------ Data supplied ------

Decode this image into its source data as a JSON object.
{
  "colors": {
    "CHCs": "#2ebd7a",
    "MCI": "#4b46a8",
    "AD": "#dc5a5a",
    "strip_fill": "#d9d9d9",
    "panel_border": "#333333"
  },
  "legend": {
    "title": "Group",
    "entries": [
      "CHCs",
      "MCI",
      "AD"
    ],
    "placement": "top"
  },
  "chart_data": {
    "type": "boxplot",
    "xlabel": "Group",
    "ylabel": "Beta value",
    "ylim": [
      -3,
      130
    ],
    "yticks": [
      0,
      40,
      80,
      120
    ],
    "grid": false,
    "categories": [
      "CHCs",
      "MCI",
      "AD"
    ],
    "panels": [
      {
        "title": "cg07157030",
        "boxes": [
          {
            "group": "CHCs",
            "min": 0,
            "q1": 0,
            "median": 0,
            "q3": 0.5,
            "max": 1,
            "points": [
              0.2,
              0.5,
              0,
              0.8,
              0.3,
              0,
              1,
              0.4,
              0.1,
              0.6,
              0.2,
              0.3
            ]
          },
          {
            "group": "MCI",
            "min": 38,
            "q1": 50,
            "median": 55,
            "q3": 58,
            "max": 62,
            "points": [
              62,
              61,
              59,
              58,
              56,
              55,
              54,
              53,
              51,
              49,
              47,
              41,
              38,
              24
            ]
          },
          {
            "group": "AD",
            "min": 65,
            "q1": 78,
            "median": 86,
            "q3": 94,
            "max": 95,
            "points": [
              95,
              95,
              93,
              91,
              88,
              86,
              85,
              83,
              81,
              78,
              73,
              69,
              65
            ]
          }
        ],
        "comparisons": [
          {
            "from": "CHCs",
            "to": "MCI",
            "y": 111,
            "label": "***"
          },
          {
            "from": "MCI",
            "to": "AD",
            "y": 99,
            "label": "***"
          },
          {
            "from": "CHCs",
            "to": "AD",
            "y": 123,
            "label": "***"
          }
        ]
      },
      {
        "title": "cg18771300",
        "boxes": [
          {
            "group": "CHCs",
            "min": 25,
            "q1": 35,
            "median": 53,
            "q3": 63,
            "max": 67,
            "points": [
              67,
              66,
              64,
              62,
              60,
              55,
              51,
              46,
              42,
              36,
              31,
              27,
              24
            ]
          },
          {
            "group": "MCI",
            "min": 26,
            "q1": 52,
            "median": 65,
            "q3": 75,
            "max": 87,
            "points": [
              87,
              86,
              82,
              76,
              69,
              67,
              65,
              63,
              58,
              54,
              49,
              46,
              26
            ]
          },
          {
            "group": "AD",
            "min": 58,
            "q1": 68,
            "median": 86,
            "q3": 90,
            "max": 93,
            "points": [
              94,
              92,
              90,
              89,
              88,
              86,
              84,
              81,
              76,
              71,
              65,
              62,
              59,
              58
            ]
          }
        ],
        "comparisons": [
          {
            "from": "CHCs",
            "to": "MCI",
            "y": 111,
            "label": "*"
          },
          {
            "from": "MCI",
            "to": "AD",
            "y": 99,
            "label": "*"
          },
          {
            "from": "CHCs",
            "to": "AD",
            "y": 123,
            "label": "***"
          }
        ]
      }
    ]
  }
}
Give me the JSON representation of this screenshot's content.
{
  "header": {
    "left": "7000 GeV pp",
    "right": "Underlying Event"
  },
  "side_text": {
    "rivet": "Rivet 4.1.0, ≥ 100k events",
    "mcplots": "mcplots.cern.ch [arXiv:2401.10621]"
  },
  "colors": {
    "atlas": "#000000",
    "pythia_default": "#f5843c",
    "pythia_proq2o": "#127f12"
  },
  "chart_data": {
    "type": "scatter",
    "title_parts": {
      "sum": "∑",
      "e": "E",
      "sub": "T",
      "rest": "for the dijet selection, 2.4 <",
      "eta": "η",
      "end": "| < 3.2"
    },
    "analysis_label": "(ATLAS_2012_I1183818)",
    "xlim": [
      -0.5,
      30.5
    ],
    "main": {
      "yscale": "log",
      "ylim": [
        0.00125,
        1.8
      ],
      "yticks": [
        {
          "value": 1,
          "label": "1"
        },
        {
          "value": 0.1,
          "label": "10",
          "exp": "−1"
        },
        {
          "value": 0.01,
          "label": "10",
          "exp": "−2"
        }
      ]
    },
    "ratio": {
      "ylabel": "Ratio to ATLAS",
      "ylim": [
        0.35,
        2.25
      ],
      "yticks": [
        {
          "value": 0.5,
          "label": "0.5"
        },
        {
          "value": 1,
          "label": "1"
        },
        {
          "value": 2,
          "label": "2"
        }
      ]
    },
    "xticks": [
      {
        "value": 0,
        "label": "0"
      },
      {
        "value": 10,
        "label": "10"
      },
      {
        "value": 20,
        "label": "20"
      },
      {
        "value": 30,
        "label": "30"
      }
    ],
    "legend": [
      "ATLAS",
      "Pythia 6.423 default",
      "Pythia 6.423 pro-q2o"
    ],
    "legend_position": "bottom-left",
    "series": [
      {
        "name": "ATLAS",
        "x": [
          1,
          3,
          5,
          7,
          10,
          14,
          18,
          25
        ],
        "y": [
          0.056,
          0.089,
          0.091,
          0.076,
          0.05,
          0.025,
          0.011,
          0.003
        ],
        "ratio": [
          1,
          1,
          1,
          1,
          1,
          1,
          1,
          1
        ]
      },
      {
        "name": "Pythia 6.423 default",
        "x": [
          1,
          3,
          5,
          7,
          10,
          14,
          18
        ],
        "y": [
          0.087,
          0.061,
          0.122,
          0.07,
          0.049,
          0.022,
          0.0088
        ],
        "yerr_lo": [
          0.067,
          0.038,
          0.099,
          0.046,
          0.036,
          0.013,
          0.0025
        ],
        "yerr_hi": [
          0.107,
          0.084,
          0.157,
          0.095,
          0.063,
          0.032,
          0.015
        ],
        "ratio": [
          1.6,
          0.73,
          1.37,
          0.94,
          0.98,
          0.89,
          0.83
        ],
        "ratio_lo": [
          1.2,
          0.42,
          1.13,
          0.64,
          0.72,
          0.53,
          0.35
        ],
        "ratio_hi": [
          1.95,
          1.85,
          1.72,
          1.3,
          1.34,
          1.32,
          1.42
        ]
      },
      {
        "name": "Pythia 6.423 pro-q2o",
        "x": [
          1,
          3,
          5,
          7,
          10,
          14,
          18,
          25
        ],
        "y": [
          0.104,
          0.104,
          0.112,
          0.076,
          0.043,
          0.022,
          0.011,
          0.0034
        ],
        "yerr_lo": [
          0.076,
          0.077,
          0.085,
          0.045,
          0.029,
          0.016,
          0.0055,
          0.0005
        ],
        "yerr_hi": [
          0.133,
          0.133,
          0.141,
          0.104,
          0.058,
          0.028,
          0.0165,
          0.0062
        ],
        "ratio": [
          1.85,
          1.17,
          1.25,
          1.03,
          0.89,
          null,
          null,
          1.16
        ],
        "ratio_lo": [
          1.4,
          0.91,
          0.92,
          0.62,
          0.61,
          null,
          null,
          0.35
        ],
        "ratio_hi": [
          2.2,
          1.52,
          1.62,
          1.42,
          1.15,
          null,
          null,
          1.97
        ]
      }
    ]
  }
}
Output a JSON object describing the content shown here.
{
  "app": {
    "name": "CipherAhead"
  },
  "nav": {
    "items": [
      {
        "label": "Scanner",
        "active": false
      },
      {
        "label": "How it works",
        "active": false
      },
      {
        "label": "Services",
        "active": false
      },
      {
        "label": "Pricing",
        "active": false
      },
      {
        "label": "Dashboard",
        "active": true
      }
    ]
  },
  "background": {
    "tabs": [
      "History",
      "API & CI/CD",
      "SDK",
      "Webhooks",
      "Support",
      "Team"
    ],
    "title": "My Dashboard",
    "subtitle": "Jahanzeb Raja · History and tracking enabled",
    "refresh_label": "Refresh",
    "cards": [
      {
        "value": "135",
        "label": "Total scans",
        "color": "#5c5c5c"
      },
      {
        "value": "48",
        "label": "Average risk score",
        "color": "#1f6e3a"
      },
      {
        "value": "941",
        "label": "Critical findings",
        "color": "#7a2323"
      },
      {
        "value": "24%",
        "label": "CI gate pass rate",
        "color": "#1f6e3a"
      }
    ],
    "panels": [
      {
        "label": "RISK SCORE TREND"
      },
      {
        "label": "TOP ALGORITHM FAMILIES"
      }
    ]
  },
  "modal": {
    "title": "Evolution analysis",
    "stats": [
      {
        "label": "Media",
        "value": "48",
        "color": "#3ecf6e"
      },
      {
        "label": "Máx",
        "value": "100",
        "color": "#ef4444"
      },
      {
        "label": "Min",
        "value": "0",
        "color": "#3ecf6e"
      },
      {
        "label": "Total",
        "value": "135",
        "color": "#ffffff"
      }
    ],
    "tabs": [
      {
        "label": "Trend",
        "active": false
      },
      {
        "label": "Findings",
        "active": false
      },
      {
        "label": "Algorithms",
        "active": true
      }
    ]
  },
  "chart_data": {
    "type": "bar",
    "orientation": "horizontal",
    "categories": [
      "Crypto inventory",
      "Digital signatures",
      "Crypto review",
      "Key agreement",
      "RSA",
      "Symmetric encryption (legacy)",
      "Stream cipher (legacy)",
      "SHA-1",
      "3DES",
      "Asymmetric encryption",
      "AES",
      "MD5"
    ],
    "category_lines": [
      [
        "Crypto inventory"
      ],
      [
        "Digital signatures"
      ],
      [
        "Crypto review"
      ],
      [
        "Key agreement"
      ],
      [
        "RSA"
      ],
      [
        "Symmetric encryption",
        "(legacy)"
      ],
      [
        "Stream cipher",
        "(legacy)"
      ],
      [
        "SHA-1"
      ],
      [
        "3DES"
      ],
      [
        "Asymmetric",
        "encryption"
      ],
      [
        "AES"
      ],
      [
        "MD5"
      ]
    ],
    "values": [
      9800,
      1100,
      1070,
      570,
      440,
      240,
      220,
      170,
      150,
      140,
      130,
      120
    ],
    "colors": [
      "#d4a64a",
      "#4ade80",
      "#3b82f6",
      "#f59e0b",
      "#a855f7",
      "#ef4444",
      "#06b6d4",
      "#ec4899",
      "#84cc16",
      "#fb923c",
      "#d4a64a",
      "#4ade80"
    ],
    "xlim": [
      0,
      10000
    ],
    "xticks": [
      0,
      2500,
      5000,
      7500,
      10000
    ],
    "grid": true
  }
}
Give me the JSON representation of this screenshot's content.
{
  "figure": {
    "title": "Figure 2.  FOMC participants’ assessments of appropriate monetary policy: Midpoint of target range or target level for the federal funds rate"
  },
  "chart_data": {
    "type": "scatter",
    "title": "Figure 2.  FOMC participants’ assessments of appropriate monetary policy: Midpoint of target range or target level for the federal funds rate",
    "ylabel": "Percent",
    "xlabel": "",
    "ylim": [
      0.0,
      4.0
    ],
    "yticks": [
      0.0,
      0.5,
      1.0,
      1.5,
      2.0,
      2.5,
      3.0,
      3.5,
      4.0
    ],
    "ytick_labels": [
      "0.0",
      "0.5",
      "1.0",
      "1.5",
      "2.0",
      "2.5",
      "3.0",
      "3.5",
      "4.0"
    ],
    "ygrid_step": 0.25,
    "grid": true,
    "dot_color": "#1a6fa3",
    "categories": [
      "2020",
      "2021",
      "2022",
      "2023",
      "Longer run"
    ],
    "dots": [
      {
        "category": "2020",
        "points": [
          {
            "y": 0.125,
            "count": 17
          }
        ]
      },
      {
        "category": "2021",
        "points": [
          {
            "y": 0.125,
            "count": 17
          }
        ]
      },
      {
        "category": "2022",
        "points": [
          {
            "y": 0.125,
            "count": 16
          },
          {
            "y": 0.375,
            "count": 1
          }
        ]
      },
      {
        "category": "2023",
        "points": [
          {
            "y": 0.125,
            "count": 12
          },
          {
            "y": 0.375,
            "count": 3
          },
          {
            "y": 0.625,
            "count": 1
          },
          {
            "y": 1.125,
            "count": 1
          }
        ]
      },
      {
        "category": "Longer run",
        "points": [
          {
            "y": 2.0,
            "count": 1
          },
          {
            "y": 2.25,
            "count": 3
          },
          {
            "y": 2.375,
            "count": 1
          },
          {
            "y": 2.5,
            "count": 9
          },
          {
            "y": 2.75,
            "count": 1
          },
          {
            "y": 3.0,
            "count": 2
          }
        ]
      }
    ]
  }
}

------

Scan the data above and copy every line with "ylabel" in it.

● Task answer
    "ylabel": "Beta value",
      "ylabel": "Ratio to ATLAS",
    "ylabel": "Percent",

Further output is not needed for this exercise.